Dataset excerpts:
--------

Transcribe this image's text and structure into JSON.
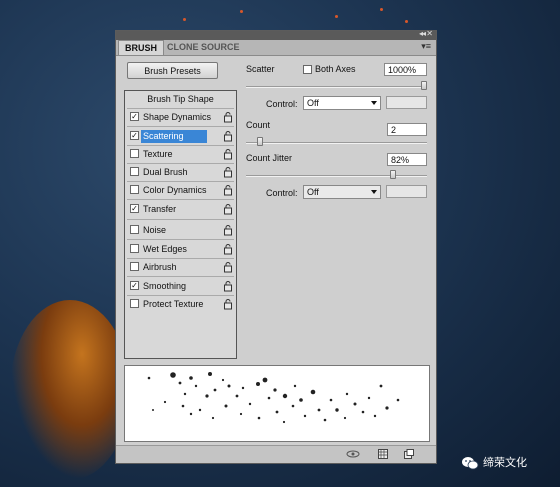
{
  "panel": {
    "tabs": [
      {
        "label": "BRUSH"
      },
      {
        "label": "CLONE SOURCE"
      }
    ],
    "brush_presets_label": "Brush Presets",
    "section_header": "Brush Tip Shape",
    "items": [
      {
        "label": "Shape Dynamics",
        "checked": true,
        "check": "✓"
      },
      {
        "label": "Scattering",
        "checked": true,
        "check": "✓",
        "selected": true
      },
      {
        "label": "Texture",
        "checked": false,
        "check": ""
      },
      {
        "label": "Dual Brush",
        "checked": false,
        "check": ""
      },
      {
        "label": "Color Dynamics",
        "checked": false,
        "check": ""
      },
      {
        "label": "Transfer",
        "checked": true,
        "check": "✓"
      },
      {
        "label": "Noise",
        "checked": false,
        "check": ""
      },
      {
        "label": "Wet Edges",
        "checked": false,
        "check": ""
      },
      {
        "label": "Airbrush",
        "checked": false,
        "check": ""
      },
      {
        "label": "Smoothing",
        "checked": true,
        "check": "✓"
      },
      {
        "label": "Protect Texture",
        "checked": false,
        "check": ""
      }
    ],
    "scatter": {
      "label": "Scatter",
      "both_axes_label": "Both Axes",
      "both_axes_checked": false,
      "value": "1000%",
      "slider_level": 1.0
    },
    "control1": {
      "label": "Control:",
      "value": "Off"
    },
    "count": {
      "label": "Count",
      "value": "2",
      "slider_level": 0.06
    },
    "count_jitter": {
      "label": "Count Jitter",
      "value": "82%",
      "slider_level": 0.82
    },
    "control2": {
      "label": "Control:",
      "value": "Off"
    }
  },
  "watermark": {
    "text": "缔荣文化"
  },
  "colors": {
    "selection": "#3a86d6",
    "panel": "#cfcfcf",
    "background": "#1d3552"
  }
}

--------

Using the listing above, pick out each line that contains the word "Texture", then copy it.

        "label": "Texture",
        "label": "Protect Texture",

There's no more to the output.